-------- Source records
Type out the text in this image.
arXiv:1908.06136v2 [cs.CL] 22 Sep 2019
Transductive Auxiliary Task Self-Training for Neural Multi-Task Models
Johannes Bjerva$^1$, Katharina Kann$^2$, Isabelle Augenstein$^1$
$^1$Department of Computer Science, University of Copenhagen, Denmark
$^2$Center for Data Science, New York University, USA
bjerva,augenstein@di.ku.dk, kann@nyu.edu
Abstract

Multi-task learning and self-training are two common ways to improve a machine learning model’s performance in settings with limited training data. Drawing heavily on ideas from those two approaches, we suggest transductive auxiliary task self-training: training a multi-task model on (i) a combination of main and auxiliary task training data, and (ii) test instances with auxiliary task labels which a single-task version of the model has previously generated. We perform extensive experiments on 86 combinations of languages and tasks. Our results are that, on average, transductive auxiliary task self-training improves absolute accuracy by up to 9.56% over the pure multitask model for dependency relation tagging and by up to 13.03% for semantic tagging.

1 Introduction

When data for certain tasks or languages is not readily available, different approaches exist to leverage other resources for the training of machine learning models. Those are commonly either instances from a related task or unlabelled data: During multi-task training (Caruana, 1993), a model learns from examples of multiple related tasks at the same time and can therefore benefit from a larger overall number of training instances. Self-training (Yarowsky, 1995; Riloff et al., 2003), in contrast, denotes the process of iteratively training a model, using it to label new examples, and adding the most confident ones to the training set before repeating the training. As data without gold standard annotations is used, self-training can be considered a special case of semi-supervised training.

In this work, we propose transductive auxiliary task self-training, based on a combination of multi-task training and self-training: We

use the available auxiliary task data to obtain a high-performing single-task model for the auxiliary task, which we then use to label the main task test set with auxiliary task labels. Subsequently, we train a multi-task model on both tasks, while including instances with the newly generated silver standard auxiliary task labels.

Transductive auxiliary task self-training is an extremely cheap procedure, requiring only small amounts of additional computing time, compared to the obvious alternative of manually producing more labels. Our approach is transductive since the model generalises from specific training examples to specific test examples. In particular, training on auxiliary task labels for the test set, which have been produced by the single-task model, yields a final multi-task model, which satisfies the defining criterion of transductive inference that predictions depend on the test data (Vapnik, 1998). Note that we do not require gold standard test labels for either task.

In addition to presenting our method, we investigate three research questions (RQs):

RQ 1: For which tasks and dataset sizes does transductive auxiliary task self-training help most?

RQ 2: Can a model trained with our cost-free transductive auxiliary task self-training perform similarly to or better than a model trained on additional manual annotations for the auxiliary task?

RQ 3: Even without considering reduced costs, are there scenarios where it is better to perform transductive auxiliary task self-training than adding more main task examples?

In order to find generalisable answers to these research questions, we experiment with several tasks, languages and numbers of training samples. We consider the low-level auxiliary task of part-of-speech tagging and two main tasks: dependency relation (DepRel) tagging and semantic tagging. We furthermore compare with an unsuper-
----------------
▶ What the exercise asks: Tally the lines containing "Science". Provide the number without any other words.

▶ Task answer: 2